*Stored items:*
_____
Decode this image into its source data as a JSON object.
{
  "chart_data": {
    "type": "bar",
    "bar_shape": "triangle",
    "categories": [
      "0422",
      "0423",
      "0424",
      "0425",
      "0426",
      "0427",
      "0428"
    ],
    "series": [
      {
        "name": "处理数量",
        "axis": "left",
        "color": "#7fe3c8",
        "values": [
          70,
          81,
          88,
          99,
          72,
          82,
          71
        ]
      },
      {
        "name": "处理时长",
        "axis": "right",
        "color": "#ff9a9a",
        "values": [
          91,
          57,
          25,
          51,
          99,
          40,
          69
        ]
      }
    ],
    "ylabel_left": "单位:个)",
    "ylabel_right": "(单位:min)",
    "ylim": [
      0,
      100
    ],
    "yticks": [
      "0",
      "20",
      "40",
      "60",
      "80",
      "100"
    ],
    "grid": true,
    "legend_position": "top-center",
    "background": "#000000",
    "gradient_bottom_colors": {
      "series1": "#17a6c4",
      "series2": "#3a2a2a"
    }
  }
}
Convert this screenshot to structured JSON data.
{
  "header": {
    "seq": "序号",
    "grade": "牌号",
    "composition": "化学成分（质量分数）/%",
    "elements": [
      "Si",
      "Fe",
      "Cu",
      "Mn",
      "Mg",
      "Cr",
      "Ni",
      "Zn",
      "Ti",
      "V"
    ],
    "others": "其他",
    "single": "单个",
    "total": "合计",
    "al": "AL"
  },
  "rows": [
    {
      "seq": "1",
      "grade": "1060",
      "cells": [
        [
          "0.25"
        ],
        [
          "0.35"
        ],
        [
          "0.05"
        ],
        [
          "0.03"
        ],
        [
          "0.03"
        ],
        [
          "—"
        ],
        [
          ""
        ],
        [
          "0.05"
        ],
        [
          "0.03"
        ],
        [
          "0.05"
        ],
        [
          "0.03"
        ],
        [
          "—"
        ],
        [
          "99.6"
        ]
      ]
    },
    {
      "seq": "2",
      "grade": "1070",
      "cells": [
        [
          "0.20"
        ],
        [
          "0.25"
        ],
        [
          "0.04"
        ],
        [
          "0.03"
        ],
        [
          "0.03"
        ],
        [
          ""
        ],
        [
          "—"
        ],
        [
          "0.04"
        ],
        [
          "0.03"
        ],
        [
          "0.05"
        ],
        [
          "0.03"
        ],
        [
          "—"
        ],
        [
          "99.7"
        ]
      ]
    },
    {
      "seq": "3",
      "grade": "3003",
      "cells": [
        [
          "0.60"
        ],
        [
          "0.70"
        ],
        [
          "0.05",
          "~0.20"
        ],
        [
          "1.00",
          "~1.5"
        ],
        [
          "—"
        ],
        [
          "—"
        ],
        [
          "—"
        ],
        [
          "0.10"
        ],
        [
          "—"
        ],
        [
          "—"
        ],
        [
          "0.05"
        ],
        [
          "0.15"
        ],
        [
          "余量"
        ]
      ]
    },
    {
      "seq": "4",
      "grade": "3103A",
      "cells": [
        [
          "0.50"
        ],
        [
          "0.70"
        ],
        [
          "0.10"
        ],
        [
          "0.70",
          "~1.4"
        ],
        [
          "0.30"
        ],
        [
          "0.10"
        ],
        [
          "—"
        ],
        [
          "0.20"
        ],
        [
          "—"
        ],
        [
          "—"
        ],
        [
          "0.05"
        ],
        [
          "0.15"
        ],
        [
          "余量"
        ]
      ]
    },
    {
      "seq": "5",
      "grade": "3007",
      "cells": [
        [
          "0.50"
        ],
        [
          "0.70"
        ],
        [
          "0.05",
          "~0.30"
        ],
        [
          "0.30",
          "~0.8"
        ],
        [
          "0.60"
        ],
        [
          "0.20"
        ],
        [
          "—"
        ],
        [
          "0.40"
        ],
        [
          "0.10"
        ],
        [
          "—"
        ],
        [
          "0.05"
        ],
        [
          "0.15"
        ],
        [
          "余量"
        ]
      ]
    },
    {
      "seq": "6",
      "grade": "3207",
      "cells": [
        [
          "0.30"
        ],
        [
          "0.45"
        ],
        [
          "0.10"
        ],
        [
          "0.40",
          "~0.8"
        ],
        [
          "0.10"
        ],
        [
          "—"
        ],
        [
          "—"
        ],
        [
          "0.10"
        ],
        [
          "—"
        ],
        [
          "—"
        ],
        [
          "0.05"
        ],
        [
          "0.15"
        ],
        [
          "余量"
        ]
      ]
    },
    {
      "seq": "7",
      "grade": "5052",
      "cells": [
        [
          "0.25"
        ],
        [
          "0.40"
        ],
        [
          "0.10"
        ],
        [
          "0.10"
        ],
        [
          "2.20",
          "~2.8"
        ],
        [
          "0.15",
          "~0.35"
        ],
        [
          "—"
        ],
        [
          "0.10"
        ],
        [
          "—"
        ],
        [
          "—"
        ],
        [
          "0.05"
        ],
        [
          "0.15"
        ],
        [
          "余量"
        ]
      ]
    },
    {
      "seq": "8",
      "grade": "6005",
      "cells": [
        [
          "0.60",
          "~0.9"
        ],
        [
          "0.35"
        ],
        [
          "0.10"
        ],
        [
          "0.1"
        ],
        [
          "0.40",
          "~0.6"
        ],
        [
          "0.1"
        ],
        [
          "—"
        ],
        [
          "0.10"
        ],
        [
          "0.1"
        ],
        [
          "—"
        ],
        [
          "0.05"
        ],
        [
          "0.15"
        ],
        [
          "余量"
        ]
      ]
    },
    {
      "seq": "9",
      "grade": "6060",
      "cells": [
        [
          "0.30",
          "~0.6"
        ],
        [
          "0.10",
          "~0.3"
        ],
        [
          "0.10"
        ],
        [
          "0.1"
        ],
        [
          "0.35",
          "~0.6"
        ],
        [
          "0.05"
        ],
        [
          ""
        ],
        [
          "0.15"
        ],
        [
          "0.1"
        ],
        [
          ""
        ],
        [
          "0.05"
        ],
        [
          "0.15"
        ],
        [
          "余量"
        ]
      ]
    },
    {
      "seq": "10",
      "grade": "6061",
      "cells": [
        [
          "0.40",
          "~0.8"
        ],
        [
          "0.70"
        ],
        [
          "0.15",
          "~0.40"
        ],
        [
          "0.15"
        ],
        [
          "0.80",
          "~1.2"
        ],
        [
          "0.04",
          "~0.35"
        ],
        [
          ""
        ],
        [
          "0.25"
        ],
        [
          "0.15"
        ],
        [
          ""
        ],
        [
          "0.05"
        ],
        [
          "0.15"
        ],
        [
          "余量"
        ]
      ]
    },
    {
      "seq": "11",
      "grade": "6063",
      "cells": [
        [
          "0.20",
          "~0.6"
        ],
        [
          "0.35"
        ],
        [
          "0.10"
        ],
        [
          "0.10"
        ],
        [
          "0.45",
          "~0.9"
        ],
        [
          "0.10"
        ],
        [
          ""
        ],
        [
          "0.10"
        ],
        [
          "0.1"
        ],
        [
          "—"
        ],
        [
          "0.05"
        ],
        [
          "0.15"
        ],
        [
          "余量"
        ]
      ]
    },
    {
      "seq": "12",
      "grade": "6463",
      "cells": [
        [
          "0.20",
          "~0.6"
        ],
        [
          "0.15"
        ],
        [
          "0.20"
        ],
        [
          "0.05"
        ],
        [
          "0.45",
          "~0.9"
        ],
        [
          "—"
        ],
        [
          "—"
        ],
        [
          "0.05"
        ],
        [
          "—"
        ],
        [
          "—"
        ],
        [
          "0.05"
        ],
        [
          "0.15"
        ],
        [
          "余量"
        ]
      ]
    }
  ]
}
_____
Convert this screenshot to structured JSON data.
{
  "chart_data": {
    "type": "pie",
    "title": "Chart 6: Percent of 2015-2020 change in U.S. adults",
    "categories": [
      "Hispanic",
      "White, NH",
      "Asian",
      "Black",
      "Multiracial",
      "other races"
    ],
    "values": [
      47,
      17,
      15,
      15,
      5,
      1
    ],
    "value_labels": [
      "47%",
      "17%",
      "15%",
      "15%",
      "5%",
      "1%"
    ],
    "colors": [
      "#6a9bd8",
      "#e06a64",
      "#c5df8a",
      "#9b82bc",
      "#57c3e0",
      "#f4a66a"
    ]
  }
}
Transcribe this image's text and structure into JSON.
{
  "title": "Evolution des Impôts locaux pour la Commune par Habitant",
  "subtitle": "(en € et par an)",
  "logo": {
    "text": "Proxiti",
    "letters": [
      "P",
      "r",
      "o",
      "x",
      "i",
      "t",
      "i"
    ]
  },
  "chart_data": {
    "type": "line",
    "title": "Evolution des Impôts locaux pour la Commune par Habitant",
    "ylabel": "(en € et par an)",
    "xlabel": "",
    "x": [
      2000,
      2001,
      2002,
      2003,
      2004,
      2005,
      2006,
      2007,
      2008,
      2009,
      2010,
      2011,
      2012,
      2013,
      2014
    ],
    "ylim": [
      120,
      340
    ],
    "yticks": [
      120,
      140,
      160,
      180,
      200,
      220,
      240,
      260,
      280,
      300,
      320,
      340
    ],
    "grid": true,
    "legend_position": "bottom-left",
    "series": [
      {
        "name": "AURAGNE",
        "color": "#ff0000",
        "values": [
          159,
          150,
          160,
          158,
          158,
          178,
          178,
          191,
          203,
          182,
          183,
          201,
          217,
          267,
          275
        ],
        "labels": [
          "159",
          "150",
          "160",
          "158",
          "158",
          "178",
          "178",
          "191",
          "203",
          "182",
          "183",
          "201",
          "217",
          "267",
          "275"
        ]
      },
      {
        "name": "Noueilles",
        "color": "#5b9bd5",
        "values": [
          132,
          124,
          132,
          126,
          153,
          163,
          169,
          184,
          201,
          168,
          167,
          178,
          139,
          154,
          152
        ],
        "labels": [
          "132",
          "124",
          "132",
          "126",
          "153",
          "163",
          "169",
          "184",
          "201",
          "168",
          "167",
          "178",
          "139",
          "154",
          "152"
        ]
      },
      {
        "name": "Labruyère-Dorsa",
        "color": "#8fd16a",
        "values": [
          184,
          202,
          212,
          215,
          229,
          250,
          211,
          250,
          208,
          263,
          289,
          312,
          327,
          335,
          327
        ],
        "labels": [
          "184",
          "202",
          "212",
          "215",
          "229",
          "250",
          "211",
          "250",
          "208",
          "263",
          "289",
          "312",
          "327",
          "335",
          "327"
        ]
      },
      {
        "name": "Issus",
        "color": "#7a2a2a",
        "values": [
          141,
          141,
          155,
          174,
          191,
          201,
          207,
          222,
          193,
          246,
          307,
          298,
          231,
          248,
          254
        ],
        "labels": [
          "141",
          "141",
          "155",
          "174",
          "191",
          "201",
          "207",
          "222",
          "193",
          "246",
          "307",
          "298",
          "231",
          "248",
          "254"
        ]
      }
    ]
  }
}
_____
*Short task:*
Find every line that has "this" in it, then return those lines.

*Written response:*
Decode this image into its source data as a JSON object.
Convert this screenshot to structured JSON data.
Convert this screenshot to structured JSON data.
Transcribe this image's text and structure into JSON.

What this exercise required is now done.